DIRECTIONS: Consider the data that follows and state how many lines contain the string "speed", using the number alone.

Extracted records:
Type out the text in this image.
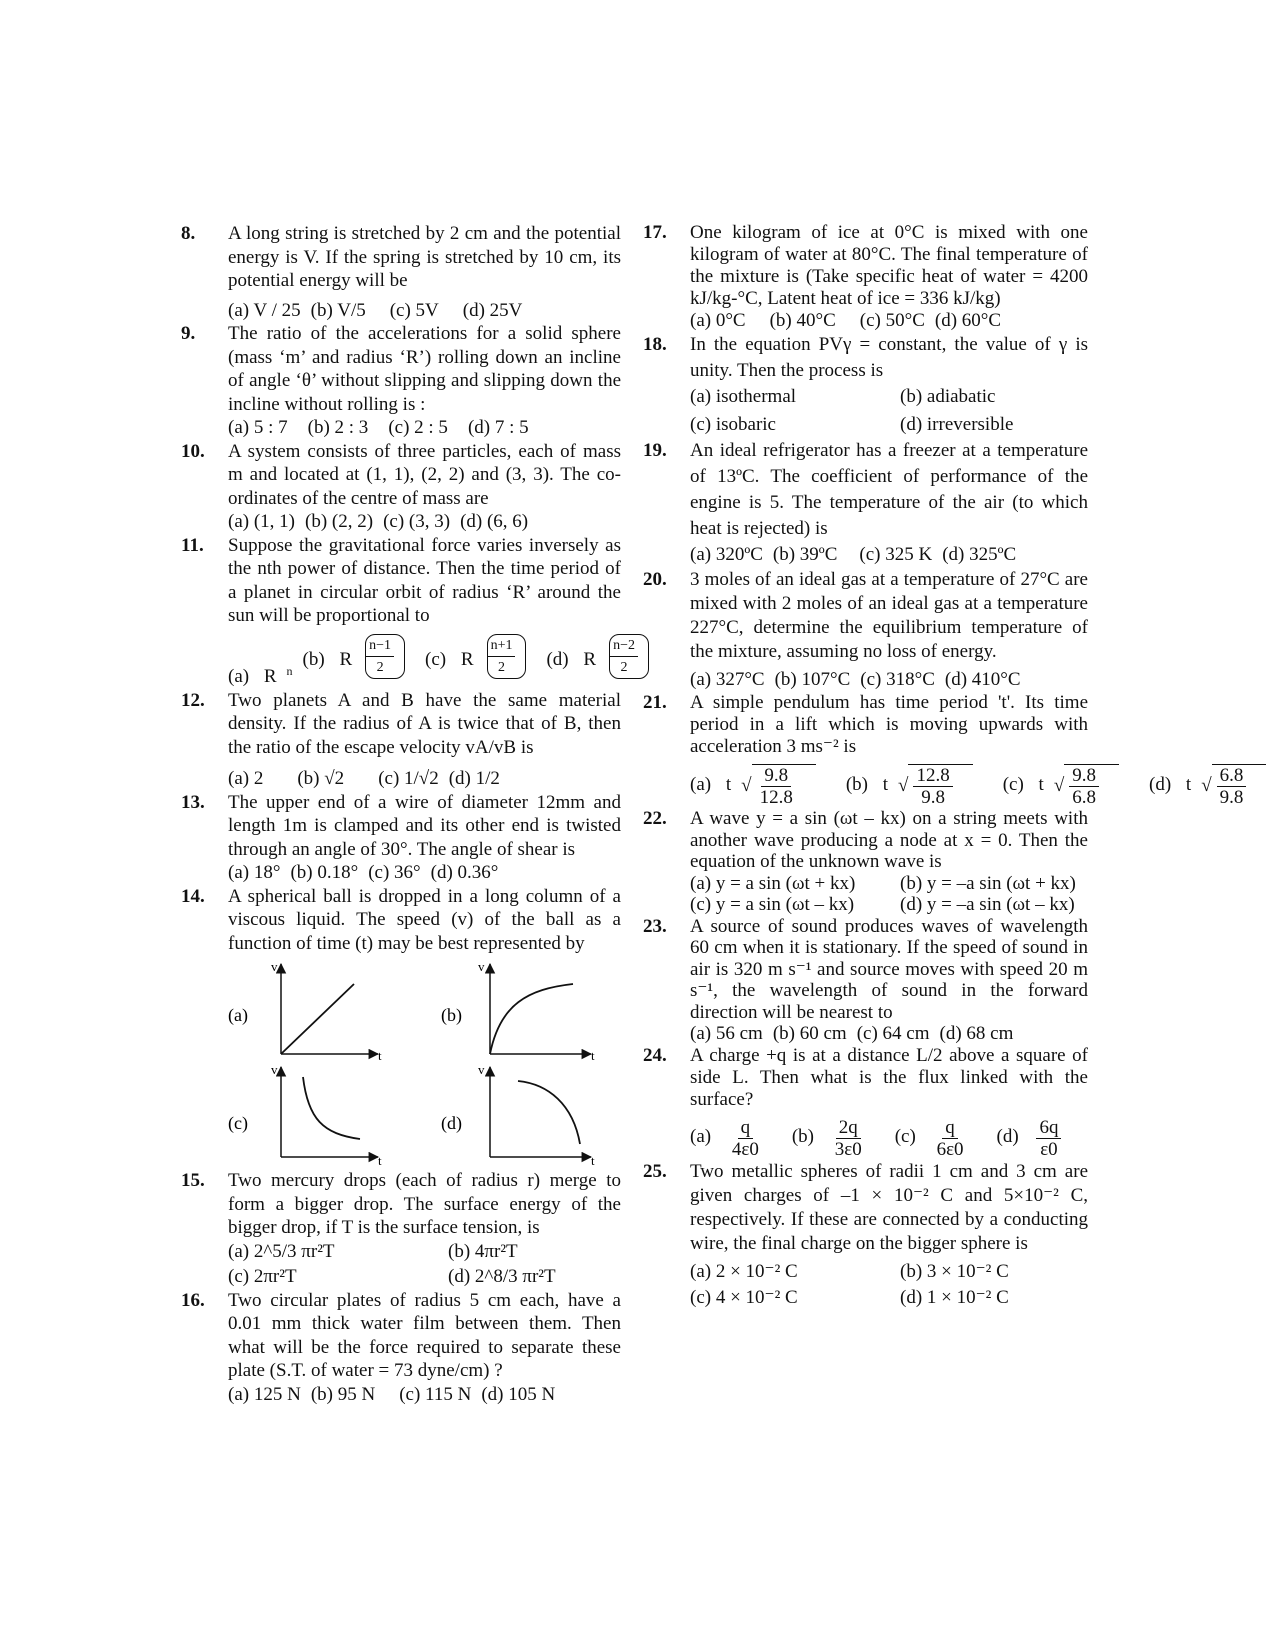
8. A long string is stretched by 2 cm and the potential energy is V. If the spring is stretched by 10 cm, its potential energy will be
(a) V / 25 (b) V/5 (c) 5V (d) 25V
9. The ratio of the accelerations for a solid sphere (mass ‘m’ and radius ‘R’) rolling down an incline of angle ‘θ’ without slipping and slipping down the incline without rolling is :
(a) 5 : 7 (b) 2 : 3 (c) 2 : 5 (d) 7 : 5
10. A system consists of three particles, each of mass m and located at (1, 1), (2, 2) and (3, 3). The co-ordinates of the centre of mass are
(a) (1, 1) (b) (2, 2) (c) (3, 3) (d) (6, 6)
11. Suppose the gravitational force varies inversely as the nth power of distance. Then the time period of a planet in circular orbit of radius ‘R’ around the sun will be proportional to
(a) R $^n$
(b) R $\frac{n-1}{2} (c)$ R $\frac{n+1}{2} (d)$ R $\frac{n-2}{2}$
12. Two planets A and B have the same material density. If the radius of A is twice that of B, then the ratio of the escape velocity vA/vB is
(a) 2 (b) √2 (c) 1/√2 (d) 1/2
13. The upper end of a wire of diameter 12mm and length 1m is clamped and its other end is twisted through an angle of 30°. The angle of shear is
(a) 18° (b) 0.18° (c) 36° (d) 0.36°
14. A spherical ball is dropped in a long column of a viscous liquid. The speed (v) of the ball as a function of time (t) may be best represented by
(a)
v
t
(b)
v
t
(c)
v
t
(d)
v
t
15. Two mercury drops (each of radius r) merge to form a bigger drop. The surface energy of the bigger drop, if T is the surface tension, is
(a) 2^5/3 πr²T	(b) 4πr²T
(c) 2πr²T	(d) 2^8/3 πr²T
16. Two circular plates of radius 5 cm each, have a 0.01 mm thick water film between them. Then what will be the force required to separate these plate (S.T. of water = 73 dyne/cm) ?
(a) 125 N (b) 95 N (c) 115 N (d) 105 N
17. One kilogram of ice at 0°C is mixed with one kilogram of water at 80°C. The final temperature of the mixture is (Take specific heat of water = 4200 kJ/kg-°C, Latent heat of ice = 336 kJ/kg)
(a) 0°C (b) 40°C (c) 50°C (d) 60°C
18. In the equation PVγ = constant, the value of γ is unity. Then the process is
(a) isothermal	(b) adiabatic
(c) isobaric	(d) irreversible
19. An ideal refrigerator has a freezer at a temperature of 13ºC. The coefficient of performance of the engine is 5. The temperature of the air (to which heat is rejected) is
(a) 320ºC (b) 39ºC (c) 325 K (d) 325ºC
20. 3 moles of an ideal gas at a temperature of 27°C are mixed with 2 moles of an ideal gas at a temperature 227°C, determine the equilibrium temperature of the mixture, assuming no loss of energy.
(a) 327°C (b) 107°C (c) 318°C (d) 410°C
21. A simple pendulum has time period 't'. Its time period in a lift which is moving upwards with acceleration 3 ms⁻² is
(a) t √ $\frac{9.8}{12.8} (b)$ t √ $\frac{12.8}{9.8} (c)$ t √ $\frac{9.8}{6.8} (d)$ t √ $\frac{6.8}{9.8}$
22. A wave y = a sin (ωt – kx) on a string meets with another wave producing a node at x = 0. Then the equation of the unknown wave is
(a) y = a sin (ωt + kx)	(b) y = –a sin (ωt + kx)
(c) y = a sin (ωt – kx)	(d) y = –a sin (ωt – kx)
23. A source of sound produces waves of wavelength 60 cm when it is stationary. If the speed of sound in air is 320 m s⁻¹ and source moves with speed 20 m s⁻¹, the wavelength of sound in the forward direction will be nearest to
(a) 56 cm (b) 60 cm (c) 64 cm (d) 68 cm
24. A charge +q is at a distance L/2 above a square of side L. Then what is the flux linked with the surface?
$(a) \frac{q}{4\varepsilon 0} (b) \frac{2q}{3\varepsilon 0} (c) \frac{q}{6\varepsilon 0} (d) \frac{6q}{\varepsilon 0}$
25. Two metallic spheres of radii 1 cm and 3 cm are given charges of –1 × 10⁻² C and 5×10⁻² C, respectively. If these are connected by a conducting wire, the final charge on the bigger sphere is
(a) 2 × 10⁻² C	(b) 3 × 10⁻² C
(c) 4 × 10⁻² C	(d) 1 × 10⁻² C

---

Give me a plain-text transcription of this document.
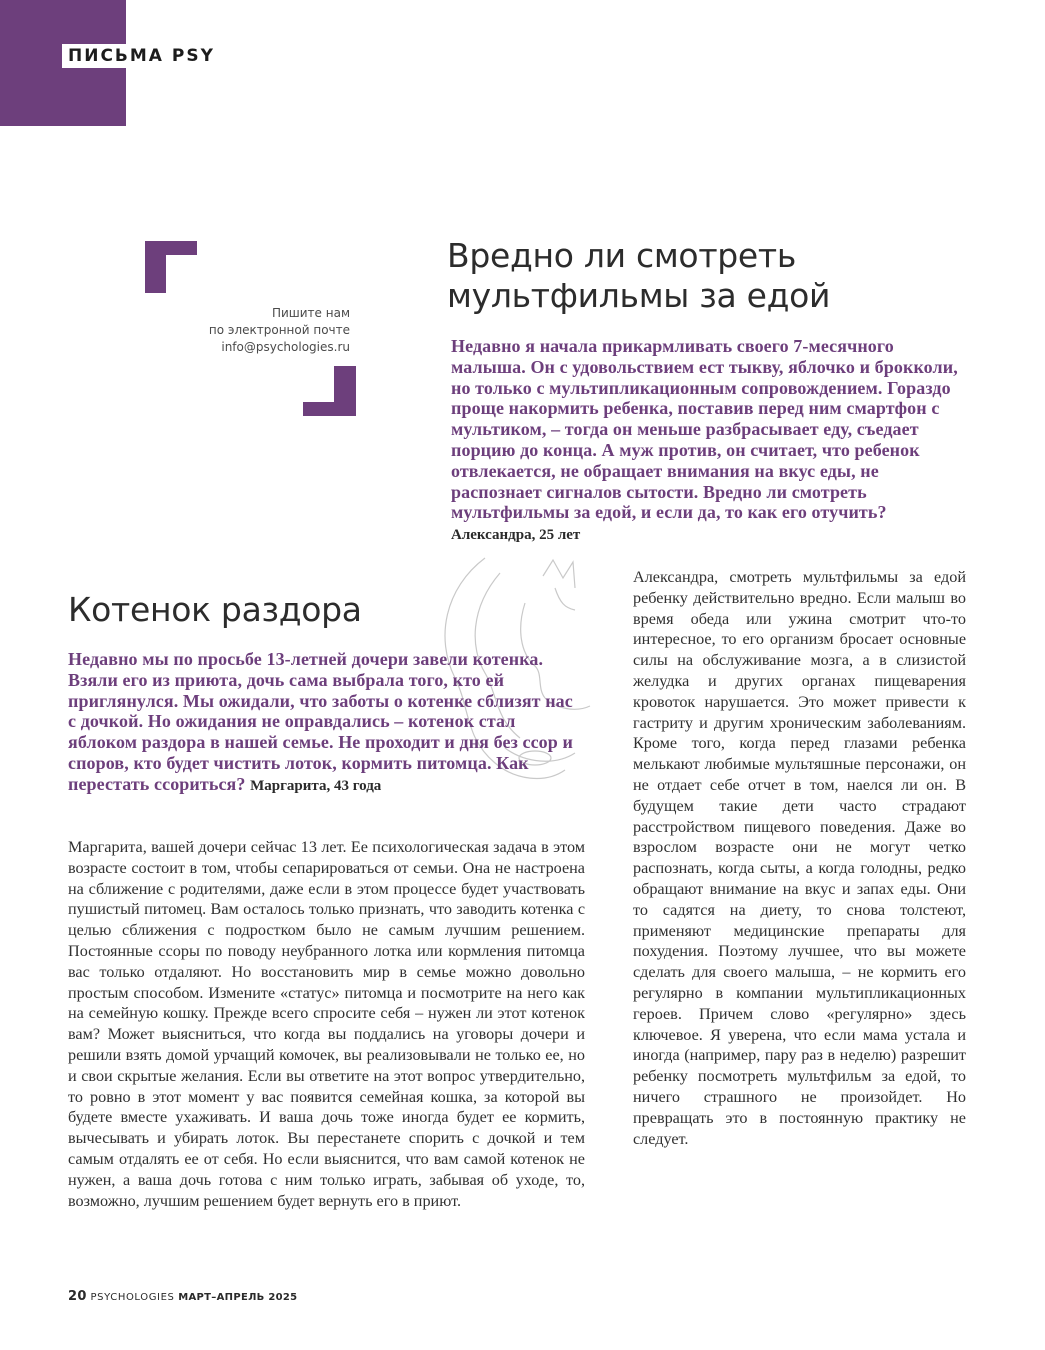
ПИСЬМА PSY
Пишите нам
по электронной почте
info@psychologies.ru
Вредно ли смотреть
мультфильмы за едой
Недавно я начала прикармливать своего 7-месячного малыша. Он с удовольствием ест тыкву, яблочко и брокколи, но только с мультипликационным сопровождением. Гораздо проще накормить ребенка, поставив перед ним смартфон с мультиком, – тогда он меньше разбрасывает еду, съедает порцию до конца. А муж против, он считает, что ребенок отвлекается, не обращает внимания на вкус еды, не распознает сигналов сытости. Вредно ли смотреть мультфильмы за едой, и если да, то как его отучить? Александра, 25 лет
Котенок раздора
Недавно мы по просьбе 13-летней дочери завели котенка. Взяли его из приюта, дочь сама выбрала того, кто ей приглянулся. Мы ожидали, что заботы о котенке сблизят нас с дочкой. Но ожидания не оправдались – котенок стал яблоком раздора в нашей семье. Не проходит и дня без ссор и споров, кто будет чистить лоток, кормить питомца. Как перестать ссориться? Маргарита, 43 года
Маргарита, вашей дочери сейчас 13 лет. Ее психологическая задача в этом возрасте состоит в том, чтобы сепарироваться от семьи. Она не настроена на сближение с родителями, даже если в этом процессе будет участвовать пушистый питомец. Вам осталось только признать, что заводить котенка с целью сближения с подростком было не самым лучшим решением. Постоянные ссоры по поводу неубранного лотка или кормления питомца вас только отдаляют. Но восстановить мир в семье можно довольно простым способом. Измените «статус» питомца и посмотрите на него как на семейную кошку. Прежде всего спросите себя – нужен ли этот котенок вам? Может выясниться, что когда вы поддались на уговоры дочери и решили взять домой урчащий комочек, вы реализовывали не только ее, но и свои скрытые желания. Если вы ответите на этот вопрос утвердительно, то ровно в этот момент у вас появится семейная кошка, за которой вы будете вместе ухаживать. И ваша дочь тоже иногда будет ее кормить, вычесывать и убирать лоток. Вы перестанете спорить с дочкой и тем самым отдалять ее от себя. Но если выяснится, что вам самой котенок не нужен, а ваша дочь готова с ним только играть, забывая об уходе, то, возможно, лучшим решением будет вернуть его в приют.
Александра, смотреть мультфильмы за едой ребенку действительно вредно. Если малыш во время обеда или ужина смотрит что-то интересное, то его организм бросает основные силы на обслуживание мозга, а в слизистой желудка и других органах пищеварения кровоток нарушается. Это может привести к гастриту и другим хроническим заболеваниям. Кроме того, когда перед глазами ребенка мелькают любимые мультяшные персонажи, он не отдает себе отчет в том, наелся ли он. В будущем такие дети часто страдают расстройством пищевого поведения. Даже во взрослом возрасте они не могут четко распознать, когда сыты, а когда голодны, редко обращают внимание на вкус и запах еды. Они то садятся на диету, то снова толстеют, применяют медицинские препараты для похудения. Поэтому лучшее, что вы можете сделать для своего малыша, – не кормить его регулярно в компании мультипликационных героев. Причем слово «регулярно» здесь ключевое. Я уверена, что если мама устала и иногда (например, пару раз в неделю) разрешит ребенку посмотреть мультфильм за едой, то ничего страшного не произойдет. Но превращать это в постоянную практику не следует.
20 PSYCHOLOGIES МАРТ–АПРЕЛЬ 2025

REPLY TO THE EXERCISE: 2